Task brief => Reproduce each of the lines word for word.

The data =>

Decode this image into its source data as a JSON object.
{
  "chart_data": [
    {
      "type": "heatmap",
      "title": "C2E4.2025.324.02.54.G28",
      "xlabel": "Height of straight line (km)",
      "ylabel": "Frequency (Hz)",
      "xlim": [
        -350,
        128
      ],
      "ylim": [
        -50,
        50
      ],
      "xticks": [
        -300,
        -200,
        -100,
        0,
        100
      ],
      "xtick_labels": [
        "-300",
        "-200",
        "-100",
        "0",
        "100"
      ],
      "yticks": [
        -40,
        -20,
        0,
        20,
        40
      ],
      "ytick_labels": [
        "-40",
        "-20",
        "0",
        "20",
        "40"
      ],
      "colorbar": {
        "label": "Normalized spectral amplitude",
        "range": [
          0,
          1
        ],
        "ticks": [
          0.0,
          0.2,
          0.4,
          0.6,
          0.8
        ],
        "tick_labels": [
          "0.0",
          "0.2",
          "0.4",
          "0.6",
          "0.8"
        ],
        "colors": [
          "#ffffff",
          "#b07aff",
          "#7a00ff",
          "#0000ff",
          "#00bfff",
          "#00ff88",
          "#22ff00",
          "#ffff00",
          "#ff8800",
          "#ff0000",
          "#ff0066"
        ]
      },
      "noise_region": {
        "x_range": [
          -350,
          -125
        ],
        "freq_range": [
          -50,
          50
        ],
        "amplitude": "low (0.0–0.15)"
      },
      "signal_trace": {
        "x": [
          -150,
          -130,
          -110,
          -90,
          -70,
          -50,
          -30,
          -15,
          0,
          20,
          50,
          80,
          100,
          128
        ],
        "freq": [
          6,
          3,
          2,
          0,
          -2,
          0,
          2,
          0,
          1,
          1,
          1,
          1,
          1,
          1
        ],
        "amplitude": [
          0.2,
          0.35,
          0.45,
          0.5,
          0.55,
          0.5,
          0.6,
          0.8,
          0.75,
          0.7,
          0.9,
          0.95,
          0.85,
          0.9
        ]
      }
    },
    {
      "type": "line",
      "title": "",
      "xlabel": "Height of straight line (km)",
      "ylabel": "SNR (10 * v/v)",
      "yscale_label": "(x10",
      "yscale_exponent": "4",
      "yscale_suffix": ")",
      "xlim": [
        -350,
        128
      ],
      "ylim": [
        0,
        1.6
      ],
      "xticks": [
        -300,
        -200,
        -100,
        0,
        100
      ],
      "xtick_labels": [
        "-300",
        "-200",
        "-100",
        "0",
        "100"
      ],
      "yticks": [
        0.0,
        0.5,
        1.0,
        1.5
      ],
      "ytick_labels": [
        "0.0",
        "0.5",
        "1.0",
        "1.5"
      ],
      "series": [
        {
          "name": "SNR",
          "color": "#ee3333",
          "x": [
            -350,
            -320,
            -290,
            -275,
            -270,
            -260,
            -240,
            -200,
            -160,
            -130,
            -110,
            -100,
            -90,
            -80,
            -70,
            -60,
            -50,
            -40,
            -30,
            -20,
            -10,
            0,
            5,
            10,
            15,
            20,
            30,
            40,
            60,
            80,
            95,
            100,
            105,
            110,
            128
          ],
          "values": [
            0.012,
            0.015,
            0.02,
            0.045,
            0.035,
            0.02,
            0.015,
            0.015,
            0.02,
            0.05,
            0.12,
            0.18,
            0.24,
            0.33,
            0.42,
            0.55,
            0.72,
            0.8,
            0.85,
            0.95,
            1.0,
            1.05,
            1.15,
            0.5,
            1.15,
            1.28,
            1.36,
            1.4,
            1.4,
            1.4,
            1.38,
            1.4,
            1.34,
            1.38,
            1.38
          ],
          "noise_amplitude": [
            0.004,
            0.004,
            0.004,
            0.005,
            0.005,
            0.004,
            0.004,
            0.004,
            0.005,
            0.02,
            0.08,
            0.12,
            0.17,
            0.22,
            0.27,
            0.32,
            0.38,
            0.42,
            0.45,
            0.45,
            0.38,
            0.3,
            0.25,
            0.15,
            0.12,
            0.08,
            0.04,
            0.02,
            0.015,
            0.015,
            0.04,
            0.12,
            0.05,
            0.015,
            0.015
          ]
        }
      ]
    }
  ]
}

Output for this task =>
Decode this image into its source data as a JSON object.
{
  "chart_data": [
    {
      "type": "heatmap",
      "title": "C2E4.2025.324.02.54.G28",
      "xlabel": "Height of straight line (km)",
      "ylabel": "Frequency (Hz)",
      "xlim": [
        -350,
        128
      ],
      "ylim": [
        -50,
        50
      ],
      "xticks": [
        -300,
        -200,
        -100,
        0,
        100
      ],
      "xtick_labels": [
        "-300",
        "-200",
        "-100",
        "0",
        "100"
      ],
      "yticks": [
        -40,
        -20,
        0,
        20,
        40
      ],
      "ytick_labels": [
        "-40",
        "-20",
        "0",
        "20",
        "40"
      ],
      "colorbar": {
        "label": "Normalized spectral amplitude",
        "range": [
          0,
          1
        ],
        "ticks": [
          0.0,
          0.2,
          0.4,
          0.6,
          0.8
        ],
        "tick_labels": [
          "0.0",
          "0.2",
          "0.4",
          "0.6",
          "0.8"
        ],
        "colors": [
          "#ffffff",
          "#b07aff",
          "#7a00ff",
          "#0000ff",
          "#00bfff",
          "#00ff88",
          "#22ff00",
          "#ffff00",
          "#ff8800",
          "#ff0000",
          "#ff0066"
        ]
      },
      "noise_region": {
        "x_range": [
          -350,
          -125
        ],
        "freq_range": [
          -50,
          50
        ],
        "amplitude": "low (0.0–0.15)"
      },
      "signal_trace": {
        "x": [
          -150,
          -130,
          -110,
          -90,
          -70,
          -50,
          -30,
          -15,
          0,
          20,
          50,
          80,
          100,
          128
        ],
        "freq": [
          6,
          3,
          2,
          0,
          -2,
          0,
          2,
          0,
          1,
          1,
          1,
          1,
          1,
          1
        ],
        "amplitude": [
          0.2,
          0.35,
          0.45,
          0.5,
          0.55,
          0.5,
          0.6,
          0.8,
          0.75,
          0.7,
          0.9,
          0.95,
          0.85,
          0.9
        ]
      }
    },
    {
      "type": "line",
      "title": "",
      "xlabel": "Height of straight line (km)",
      "ylabel": "SNR (10 * v/v)",
      "yscale_label": "(x10",
      "yscale_exponent": "4",
      "yscale_suffix": ")",
      "xlim": [
        -350,
        128
      ],
      "ylim": [
        0,
        1.6
      ],
      "xticks": [
        -300,
        -200,
        -100,
        0,
        100
      ],
      "xtick_labels": [
        "-300",
        "-200",
        "-100",
        "0",
        "100"
      ],
      "yticks": [
        0.0,
        0.5,
        1.0,
        1.5
      ],
      "ytick_labels": [
        "0.0",
        "0.5",
        "1.0",
        "1.5"
      ],
      "series": [
        {
          "name": "SNR",
          "color": "#ee3333",
          "x": [
            -350,
            -320,
            -290,
            -275,
            -270,
            -260,
            -240,
            -200,
            -160,
            -130,
            -110,
            -100,
            -90,
            -80,
            -70,
            -60,
            -50,
            -40,
            -30,
            -20,
            -10,
            0,
            5,
            10,
            15,
            20,
            30,
            40,
            60,
            80,
            95,
            100,
            105,
            110,
            128
          ],
          "values": [
            0.012,
            0.015,
            0.02,
            0.045,
            0.035,
            0.02,
            0.015,
            0.015,
            0.02,
            0.05,
            0.12,
            0.18,
            0.24,
            0.33,
            0.42,
            0.55,
            0.72,
            0.8,
            0.85,
            0.95,
            1.0,
            1.05,
            1.15,
            0.5,
            1.15,
            1.28,
            1.36,
            1.4,
            1.4,
            1.4,
            1.38,
            1.4,
            1.34,
            1.38,
            1.38
          ],
          "noise_amplitude": [
            0.004,
            0.004,
            0.004,
            0.005,
            0.005,
            0.004,
            0.004,
            0.004,
            0.005,
            0.02,
            0.08,
            0.12,
            0.17,
            0.22,
            0.27,
            0.32,
            0.38,
            0.42,
            0.45,
            0.45,
            0.38,
            0.3,
            0.25,
            0.15,
            0.12,
            0.08,
            0.04,
            0.02,
            0.015,
            0.015,
            0.04,
            0.12,
            0.05,
            0.015,
            0.015
          ]
        }
      ]
    }
  ]
}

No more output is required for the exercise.